[Structured figure records]

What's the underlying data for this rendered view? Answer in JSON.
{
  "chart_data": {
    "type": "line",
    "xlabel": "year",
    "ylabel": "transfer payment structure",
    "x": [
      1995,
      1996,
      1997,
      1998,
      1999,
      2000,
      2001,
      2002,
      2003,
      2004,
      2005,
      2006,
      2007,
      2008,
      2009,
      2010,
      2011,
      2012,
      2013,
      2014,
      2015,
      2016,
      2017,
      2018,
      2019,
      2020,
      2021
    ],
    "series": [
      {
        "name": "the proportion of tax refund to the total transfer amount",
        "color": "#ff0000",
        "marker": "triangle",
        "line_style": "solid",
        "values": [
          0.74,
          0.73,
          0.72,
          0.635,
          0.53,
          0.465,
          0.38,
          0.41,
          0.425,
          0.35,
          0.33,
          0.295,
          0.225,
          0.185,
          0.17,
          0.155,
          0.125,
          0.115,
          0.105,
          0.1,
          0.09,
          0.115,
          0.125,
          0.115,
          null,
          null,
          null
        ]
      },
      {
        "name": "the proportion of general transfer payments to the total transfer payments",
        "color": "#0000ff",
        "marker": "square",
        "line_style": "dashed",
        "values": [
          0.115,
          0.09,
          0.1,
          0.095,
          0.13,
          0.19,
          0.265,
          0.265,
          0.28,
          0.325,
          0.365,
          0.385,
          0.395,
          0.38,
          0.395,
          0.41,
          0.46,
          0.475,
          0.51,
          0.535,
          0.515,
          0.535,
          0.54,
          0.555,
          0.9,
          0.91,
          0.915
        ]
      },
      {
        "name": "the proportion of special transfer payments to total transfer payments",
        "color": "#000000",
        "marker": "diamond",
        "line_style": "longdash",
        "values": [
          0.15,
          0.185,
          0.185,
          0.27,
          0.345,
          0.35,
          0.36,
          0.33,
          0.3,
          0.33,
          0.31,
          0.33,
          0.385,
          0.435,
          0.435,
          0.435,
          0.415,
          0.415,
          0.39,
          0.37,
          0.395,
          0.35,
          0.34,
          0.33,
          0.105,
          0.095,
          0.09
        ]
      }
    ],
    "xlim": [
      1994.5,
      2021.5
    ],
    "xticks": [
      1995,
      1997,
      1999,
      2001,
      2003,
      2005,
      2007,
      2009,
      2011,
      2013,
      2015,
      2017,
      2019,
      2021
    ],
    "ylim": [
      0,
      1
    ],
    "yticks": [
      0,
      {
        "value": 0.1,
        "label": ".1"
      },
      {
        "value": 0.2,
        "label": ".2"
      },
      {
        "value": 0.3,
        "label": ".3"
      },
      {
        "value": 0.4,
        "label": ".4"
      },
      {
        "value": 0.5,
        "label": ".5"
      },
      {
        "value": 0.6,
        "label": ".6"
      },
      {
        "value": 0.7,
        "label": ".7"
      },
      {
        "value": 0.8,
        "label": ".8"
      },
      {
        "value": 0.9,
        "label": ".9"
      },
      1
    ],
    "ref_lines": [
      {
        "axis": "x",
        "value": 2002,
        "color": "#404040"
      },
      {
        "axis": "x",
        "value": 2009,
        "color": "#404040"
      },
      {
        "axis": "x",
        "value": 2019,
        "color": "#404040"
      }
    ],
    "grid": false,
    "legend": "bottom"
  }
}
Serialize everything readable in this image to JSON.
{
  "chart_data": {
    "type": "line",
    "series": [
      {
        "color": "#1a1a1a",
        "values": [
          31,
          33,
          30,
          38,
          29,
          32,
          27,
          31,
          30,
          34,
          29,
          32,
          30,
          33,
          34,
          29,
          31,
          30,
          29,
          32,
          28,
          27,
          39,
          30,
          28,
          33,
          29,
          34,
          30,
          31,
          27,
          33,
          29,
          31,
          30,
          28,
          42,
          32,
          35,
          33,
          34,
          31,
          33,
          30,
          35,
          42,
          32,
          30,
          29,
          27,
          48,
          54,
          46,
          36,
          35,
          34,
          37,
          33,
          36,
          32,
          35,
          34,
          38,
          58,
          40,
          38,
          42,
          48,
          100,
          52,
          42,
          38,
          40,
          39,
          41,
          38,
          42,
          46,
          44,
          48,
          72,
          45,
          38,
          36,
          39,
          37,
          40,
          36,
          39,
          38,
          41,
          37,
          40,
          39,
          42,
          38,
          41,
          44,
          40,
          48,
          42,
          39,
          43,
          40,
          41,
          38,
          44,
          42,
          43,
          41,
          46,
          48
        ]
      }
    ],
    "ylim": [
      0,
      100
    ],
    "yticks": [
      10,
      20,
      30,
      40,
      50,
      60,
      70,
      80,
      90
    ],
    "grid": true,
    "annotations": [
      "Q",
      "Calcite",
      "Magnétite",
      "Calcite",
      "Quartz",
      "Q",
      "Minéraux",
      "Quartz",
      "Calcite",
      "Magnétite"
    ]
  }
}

WRITTEN EXERCISE:
How many of the lines above hold "transfer"? Answer with only the number.

WRITTEN RESPONSE:
4